[PROBLEM TO WORK ON] State how many lines contain the string "ответственными", and write nothing else.

[Data records]
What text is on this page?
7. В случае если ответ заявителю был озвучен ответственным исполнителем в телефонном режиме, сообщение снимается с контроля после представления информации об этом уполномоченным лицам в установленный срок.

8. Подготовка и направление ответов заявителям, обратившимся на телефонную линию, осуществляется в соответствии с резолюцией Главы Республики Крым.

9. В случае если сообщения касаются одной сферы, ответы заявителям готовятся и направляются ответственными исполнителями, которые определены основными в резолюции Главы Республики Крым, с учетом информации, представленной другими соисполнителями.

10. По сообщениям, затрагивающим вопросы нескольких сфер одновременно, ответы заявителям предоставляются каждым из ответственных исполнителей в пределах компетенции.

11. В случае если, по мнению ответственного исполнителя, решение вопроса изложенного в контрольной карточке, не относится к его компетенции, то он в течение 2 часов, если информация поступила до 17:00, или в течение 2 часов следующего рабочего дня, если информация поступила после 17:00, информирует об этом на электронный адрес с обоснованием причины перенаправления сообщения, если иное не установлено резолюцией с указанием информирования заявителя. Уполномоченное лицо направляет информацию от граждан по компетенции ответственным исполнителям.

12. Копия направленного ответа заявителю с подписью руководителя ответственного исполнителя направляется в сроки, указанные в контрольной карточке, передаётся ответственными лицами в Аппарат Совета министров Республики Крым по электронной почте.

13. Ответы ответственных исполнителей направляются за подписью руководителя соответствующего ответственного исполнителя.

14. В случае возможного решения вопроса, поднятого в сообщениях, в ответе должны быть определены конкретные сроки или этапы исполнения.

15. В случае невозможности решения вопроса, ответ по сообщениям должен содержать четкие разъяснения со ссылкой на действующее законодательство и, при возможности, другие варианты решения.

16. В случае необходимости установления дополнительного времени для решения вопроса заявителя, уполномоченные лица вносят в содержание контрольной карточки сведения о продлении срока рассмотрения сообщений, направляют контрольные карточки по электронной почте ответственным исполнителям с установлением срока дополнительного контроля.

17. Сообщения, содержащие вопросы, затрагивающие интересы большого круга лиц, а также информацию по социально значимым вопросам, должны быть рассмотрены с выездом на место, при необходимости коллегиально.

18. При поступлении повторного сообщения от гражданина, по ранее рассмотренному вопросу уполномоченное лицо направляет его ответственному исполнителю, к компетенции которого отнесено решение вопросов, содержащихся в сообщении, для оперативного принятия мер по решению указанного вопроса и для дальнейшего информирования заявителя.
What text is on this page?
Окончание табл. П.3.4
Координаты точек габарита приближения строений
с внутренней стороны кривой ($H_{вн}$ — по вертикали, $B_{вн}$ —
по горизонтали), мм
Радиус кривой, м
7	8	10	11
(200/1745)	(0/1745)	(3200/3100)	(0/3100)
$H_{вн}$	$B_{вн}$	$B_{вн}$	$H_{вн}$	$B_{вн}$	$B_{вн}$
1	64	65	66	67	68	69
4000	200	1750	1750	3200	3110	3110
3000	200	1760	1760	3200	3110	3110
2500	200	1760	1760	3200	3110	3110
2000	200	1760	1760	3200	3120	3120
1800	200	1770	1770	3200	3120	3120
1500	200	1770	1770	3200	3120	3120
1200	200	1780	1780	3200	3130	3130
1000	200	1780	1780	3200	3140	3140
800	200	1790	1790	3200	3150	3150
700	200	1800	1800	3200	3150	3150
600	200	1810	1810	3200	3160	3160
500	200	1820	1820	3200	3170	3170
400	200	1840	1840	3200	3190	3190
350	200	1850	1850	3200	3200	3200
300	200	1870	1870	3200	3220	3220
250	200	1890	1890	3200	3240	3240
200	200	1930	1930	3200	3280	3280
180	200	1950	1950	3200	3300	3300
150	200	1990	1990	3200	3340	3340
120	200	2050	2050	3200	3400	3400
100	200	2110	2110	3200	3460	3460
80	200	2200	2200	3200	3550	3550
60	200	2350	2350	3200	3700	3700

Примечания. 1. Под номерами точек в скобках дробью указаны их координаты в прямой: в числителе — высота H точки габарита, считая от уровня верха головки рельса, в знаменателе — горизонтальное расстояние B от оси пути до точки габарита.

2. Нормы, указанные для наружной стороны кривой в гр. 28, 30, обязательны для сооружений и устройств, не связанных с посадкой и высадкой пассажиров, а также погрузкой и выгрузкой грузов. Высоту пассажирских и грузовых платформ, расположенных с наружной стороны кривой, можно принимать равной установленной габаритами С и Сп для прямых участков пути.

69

[FULL ANSWER] 2